==== Input data ====
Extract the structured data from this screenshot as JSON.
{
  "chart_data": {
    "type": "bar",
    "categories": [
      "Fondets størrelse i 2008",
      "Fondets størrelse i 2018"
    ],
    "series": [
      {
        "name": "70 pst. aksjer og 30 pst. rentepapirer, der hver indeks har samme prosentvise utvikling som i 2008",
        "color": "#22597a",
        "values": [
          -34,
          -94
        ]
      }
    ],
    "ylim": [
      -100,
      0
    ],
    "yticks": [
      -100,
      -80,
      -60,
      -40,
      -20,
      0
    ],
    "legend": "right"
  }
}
====
*Exercise task*: Exactly as shown, repeat every record.

*The output*:
Extract the structured data from this screenshot as JSON.
{
  "chart_data": {
    "type": "bar",
    "categories": [
      "Fondets størrelse i 2008",
      "Fondets størrelse i 2018"
    ],
    "series": [
      {
        "name": "70 pst. aksjer og 30 pst. rentepapirer, der hver indeks har samme prosentvise utvikling som i 2008",
        "color": "#22597a",
        "values": [
          -34,
          -94
        ]
      }
    ],
    "ylim": [
      -100,
      0
    ],
    "yticks": [
      -100,
      -80,
      -60,
      -40,
      -20,
      0
    ],
    "legend": "right"
  }
}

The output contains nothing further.